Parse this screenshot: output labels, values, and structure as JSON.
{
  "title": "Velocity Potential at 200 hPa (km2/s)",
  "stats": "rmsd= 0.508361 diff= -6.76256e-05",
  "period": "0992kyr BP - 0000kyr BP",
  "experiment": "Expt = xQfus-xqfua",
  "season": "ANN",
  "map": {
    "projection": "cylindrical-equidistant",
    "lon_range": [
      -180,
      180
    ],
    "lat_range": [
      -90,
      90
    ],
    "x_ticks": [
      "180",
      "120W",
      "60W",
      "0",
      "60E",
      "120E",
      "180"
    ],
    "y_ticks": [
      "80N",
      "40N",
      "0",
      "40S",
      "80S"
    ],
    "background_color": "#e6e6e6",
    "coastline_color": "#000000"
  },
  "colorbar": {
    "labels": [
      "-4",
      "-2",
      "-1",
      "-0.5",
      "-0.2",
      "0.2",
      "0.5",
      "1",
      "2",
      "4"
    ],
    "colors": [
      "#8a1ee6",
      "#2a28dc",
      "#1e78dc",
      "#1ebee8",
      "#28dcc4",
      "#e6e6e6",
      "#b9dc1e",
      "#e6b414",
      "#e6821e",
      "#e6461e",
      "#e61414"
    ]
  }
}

• THE TASK
Write an exact transcription of every entry above.

• EXERCISE SOLUTION
Parse this screenshot: output labels, values, and structure as JSON.
{
  "title": "Velocity Potential at 200 hPa (km2/s)",
  "stats": "rmsd= 0.508361 diff= -6.76256e-05",
  "period": "0992kyr BP - 0000kyr BP",
  "experiment": "Expt = xQfus-xqfua",
  "season": "ANN",
  "map": {
    "projection": "cylindrical-equidistant",
    "lon_range": [
      -180,
      180
    ],
    "lat_range": [
      -90,
      90
    ],
    "x_ticks": [
      "180",
      "120W",
      "60W",
      "0",
      "60E",
      "120E",
      "180"
    ],
    "y_ticks": [
      "80N",
      "40N",
      "0",
      "40S",
      "80S"
    ],
    "background_color": "#e6e6e6",
    "coastline_color": "#000000"
  },
  "colorbar": {
    "labels": [
      "-4",
      "-2",
      "-1",
      "-0.5",
      "-0.2",
      "0.2",
      "0.5",
      "1",
      "2",
      "4"
    ],
    "colors": [
      "#8a1ee6",
      "#2a28dc",
      "#1e78dc",
      "#1ebee8",
      "#28dcc4",
      "#e6e6e6",
      "#b9dc1e",
      "#e6b414",
      "#e6821e",
      "#e6461e",
      "#e61414"
    ]
  }
}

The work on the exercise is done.